* WORK TO DO:
Return the material word for word. Do not include pictures.

Stored data:
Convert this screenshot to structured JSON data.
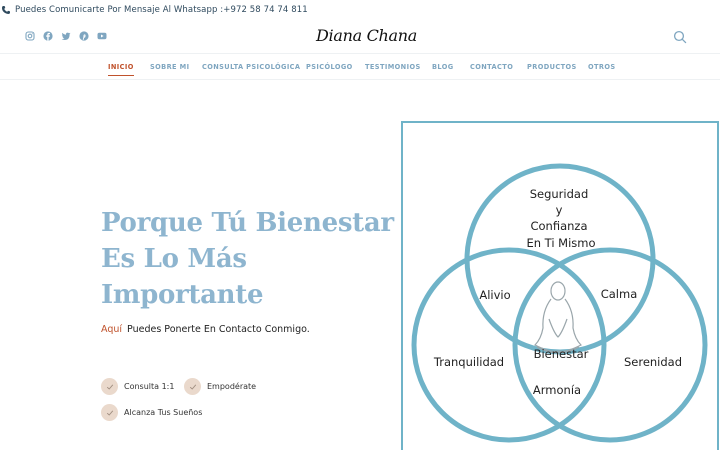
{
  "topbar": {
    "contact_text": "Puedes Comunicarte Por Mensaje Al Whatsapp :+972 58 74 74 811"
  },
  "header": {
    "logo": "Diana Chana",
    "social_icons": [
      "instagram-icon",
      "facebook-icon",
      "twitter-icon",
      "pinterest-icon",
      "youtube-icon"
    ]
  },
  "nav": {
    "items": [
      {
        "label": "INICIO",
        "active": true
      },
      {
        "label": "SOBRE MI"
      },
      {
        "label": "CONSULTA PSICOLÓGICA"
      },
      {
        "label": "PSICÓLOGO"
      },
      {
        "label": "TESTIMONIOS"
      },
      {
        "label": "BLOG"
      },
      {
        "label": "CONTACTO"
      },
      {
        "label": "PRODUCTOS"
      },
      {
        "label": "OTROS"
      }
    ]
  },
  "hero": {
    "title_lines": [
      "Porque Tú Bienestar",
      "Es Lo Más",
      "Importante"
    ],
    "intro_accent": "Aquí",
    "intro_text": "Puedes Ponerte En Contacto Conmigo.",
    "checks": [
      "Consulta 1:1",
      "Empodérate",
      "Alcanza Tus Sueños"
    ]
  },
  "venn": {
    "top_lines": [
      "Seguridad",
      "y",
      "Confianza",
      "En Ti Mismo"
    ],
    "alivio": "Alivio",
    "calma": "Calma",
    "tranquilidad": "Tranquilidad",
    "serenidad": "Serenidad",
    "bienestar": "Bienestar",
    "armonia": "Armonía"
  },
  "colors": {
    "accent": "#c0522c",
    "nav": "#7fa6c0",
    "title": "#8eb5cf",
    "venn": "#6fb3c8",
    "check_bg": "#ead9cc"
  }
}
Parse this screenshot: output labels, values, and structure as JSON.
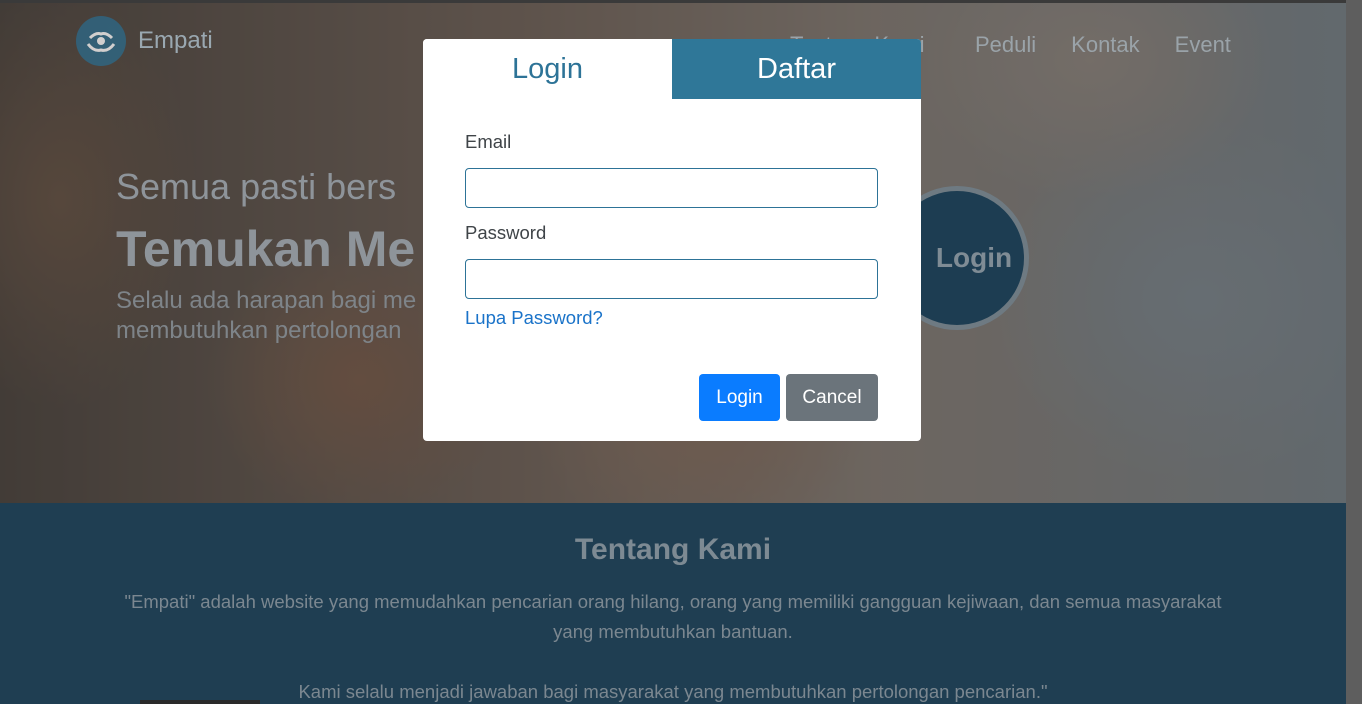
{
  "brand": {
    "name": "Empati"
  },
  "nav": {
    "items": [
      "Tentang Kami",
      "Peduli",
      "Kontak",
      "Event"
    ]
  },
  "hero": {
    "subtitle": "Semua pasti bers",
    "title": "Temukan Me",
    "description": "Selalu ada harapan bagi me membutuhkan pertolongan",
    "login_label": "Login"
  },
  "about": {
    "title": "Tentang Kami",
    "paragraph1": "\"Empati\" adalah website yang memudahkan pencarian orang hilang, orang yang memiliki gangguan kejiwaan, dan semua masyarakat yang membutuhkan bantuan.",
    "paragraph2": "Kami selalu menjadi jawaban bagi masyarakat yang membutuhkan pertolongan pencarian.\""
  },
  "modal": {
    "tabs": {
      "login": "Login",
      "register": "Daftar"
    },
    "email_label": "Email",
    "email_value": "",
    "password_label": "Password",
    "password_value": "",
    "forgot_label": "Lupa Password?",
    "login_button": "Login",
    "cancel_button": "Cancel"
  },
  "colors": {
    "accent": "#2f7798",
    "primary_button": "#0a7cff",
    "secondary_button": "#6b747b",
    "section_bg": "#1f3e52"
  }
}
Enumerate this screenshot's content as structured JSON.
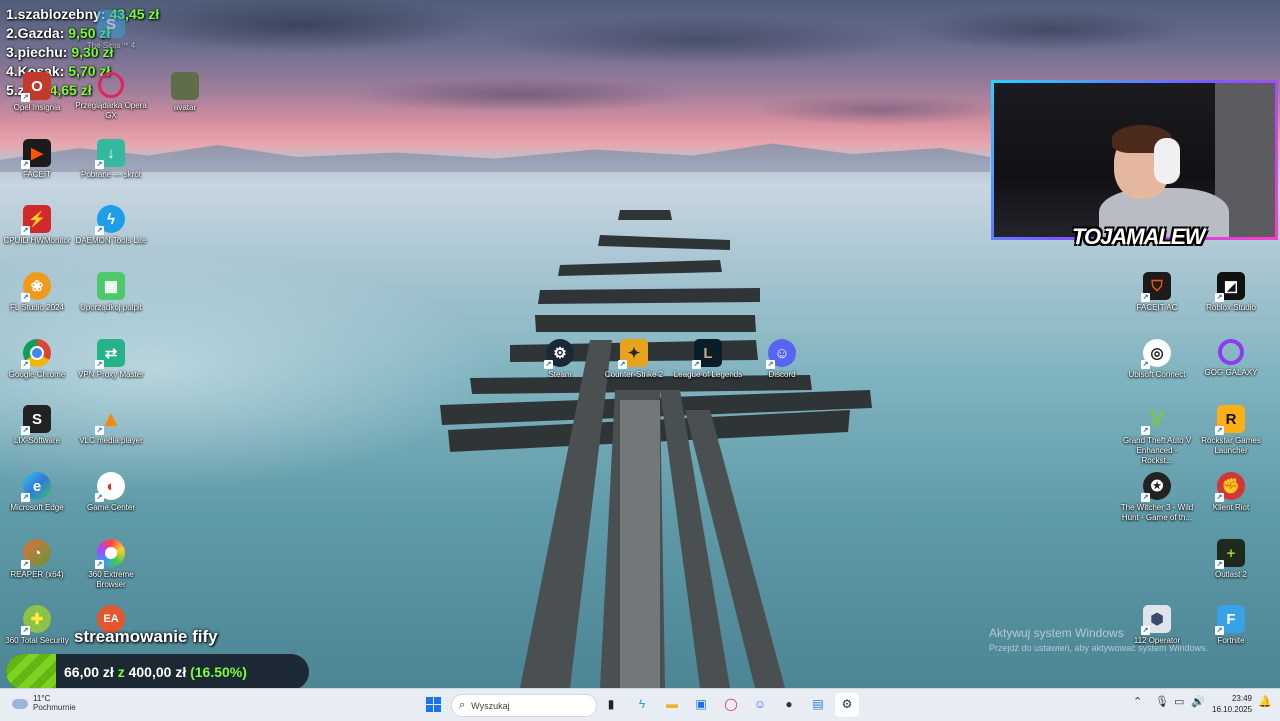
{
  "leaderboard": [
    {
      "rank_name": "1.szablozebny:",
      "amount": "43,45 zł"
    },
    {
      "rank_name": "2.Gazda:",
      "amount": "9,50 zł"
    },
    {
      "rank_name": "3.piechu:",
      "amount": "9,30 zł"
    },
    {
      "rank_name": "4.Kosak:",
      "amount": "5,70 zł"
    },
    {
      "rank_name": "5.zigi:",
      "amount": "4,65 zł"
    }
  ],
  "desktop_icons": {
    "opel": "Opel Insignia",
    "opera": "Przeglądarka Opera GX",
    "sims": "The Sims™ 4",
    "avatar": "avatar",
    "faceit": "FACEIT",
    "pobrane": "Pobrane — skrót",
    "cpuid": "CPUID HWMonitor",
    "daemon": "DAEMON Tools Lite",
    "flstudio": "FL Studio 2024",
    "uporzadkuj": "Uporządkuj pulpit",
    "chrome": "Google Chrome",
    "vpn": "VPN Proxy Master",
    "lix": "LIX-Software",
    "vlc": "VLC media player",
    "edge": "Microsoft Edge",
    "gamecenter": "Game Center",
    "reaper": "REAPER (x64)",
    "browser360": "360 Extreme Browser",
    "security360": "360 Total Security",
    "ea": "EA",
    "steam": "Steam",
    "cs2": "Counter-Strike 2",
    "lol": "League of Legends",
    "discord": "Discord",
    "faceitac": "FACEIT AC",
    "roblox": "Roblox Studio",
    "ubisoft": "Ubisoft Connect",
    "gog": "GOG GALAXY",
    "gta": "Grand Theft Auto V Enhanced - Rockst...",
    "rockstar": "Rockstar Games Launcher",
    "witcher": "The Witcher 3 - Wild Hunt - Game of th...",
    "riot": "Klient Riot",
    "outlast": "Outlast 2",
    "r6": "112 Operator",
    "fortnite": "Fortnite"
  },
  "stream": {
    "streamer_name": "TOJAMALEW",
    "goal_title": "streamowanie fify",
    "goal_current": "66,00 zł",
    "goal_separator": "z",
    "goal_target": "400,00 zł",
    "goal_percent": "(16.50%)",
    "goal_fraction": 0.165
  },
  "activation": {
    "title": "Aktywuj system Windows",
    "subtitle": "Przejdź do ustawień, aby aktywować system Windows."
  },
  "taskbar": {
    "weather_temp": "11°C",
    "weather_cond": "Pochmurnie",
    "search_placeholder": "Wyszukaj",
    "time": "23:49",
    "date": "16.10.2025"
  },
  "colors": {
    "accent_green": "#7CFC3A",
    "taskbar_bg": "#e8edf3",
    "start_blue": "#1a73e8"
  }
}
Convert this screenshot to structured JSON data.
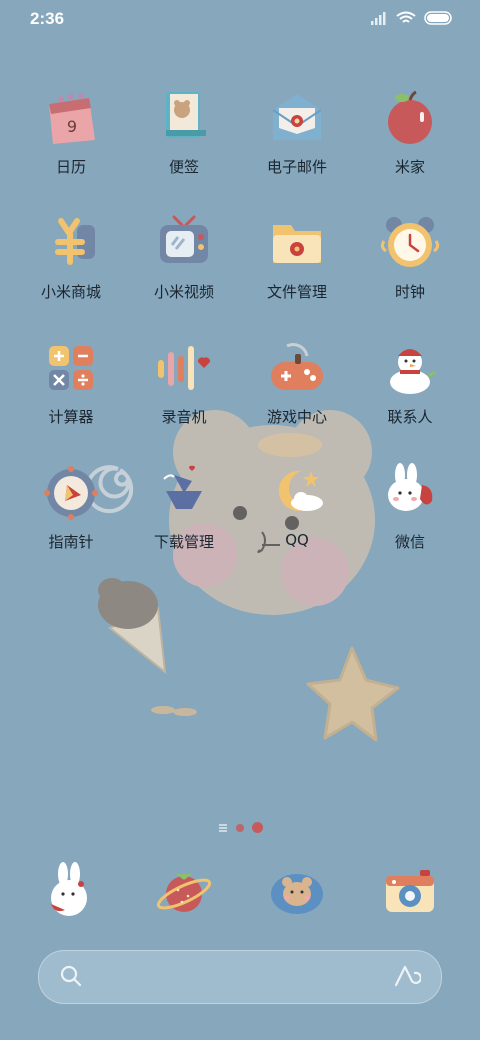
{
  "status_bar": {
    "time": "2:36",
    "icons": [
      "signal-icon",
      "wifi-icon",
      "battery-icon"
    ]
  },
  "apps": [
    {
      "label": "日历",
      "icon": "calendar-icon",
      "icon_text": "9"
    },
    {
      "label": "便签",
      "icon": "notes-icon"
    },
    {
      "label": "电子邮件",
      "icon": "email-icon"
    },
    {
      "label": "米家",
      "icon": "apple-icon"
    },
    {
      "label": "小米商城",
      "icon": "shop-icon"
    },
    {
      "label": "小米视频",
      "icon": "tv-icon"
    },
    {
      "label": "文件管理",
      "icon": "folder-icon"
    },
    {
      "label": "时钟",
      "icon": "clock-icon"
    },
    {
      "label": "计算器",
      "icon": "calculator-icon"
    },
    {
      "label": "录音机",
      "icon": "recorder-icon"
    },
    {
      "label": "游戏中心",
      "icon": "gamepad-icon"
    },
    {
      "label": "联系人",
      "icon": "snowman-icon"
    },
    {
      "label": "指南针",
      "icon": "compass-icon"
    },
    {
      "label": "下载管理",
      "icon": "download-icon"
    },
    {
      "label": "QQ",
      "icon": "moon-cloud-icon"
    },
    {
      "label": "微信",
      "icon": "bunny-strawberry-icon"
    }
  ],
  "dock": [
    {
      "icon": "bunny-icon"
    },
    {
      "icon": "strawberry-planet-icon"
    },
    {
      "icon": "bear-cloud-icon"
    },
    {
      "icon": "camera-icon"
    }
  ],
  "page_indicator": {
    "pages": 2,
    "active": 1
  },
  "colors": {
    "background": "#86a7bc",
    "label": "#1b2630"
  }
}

* RESULT FOR THIS TASK:
Convert this screenshot to structured JSON data.
{
  "topbar": {
    "contact_text": "Puedes Comunicarte Por Mensaje Al Whatsapp :+972 58 74 74 811"
  },
  "header": {
    "logo": "Diana Chana",
    "social_icons": [
      "instagram-icon",
      "facebook-icon",
      "twitter-icon",
      "pinterest-icon",
      "youtube-icon"
    ]
  },
  "nav": {
    "items": [
      {
        "label": "INICIO",
        "active": true
      },
      {
        "label": "SOBRE MI"
      },
      {
        "label": "CONSULTA PSICOLÓGICA"
      },
      {
        "label": "PSICÓLOGO"
      },
      {
        "label": "TESTIMONIOS"
      },
      {
        "label": "BLOG"
      },
      {
        "label": "CONTACTO"
      },
      {
        "label": "PRODUCTOS"
      },
      {
        "label": "OTROS"
      }
    ]
  },
  "hero": {
    "title_lines": [
      "Porque Tú Bienestar",
      "Es Lo Más",
      "Importante"
    ],
    "intro_accent": "Aquí",
    "intro_text": "Puedes Ponerte En Contacto Conmigo.",
    "checks": [
      "Consulta 1:1",
      "Empodérate",
      "Alcanza Tus Sueños"
    ]
  },
  "venn": {
    "top_lines": [
      "Seguridad",
      "y",
      "Confianza",
      "En Ti Mismo"
    ],
    "alivio": "Alivio",
    "calma": "Calma",
    "tranquilidad": "Tranquilidad",
    "serenidad": "Serenidad",
    "bienestar": "Bienestar",
    "armonia": "Armonía"
  },
  "colors": {
    "accent": "#c0522c",
    "nav": "#7fa6c0",
    "title": "#8eb5cf",
    "venn": "#6fb3c8",
    "check_bg": "#ead9cc"
  }
}
Parse this screenshot: output labels, values, and structure as JSON.
{
  "brand": {
    "name": "Empati"
  },
  "nav": {
    "items": [
      "Tentang Kami",
      "Peduli",
      "Kontak",
      "Event"
    ]
  },
  "hero": {
    "subtitle": "Semua pasti bers",
    "title": "Temukan Me",
    "description": "Selalu ada harapan bagi me membutuhkan pertolongan",
    "login_label": "Login"
  },
  "about": {
    "title": "Tentang Kami",
    "paragraph1": "\"Empati\" adalah website yang memudahkan pencarian orang hilang, orang yang memiliki gangguan kejiwaan, dan semua masyarakat yang membutuhkan bantuan.",
    "paragraph2": "Kami selalu menjadi jawaban bagi masyarakat yang membutuhkan pertolongan pencarian.\""
  },
  "modal": {
    "tabs": {
      "login": "Login",
      "register": "Daftar"
    },
    "email_label": "Email",
    "email_value": "",
    "password_label": "Password",
    "password_value": "",
    "forgot_label": "Lupa Password?",
    "login_button": "Login",
    "cancel_button": "Cancel"
  },
  "colors": {
    "accent": "#2f7798",
    "primary_button": "#0a7cff",
    "secondary_button": "#6b747b",
    "section_bg": "#1f3e52"
  }
}
Enumerate this screenshot's content as structured JSON.
{
  "leaderboard": [
    {
      "rank_name": "1.szablozebny:",
      "amount": "43,45 zł"
    },
    {
      "rank_name": "2.Gazda:",
      "amount": "9,50 zł"
    },
    {
      "rank_name": "3.piechu:",
      "amount": "9,30 zł"
    },
    {
      "rank_name": "4.Kosak:",
      "amount": "5,70 zł"
    },
    {
      "rank_name": "5.zigi:",
      "amount": "4,65 zł"
    }
  ],
  "desktop_icons": {
    "opel": "Opel Insignia",
    "opera": "Przeglądarka Opera GX",
    "sims": "The Sims™ 4",
    "avatar": "avatar",
    "faceit": "FACEIT",
    "pobrane": "Pobrane — skrót",
    "cpuid": "CPUID HWMonitor",
    "daemon": "DAEMON Tools Lite",
    "flstudio": "FL Studio 2024",
    "uporzadkuj": "Uporządkuj pulpit",
    "chrome": "Google Chrome",
    "vpn": "VPN Proxy Master",
    "lix": "LIX-Software",
    "vlc": "VLC media player",
    "edge": "Microsoft Edge",
    "gamecenter": "Game Center",
    "reaper": "REAPER (x64)",
    "browser360": "360 Extreme Browser",
    "security360": "360 Total Security",
    "ea": "EA",
    "steam": "Steam",
    "cs2": "Counter-Strike 2",
    "lol": "League of Legends",
    "discord": "Discord",
    "faceitac": "FACEIT AC",
    "roblox": "Roblox Studio",
    "ubisoft": "Ubisoft Connect",
    "gog": "GOG GALAXY",
    "gta": "Grand Theft Auto V Enhanced - Rockst...",
    "rockstar": "Rockstar Games Launcher",
    "witcher": "The Witcher 3 - Wild Hunt - Game of th...",
    "riot": "Klient Riot",
    "outlast": "Outlast 2",
    "r6": "112 Operator",
    "fortnite": "Fortnite"
  },
  "stream": {
    "streamer_name": "TOJAMALEW",
    "goal_title": "streamowanie fify",
    "goal_current": "66,00 zł",
    "goal_separator": "z",
    "goal_target": "400,00 zł",
    "goal_percent": "(16.50%)",
    "goal_fraction": 0.165
  },
  "activation": {
    "title": "Aktywuj system Windows",
    "subtitle": "Przejdź do ustawień, aby aktywować system Windows."
  },
  "taskbar": {
    "weather_temp": "11°C",
    "weather_cond": "Pochmurnie",
    "search_placeholder": "Wyszukaj",
    "time": "23:49",
    "date": "16.10.2025"
  },
  "colors": {
    "accent_green": "#7CFC3A",
    "taskbar_bg": "#e8edf3",
    "start_blue": "#1a73e8"
  }
}
Convert this screenshot to structured JSON data.
{
  "status_bar": {
    "time": "2:36",
    "icons": [
      "signal-icon",
      "wifi-icon",
      "battery-icon"
    ]
  },
  "apps": [
    {
      "label": "日历",
      "icon": "calendar-icon",
      "icon_text": "9"
    },
    {
      "label": "便签",
      "icon": "notes-icon"
    },
    {
      "label": "电子邮件",
      "icon": "email-icon"
    },
    {
      "label": "米家",
      "icon": "apple-icon"
    },
    {
      "label": "小米商城",
      "icon": "shop-icon"
    },
    {
      "label": "小米视频",
      "icon": "tv-icon"
    },
    {
      "label": "文件管理",
      "icon": "folder-icon"
    },
    {
      "label": "时钟",
      "icon": "clock-icon"
    },
    {
      "label": "计算器",
      "icon": "calculator-icon"
    },
    {
      "label": "录音机",
      "icon": "recorder-icon"
    },
    {
      "label": "游戏中心",
      "icon": "gamepad-icon"
    },
    {
      "label": "联系人",
      "icon": "snowman-icon"
    },
    {
      "label": "指南针",
      "icon": "compass-icon"
    },
    {
      "label": "下载管理",
      "icon": "download-icon"
    },
    {
      "label": "QQ",
      "icon": "moon-cloud-icon"
    },
    {
      "label": "微信",
      "icon": "bunny-strawberry-icon"
    }
  ],
  "dock": [
    {
      "icon": "bunny-icon"
    },
    {
      "icon": "strawberry-planet-icon"
    },
    {
      "icon": "bear-cloud-icon"
    },
    {
      "icon": "camera-icon"
    }
  ],
  "page_indicator": {
    "pages": 2,
    "active": 1
  },
  "colors": {
    "background": "#86a7bc",
    "label": "#1b2630"
  }
}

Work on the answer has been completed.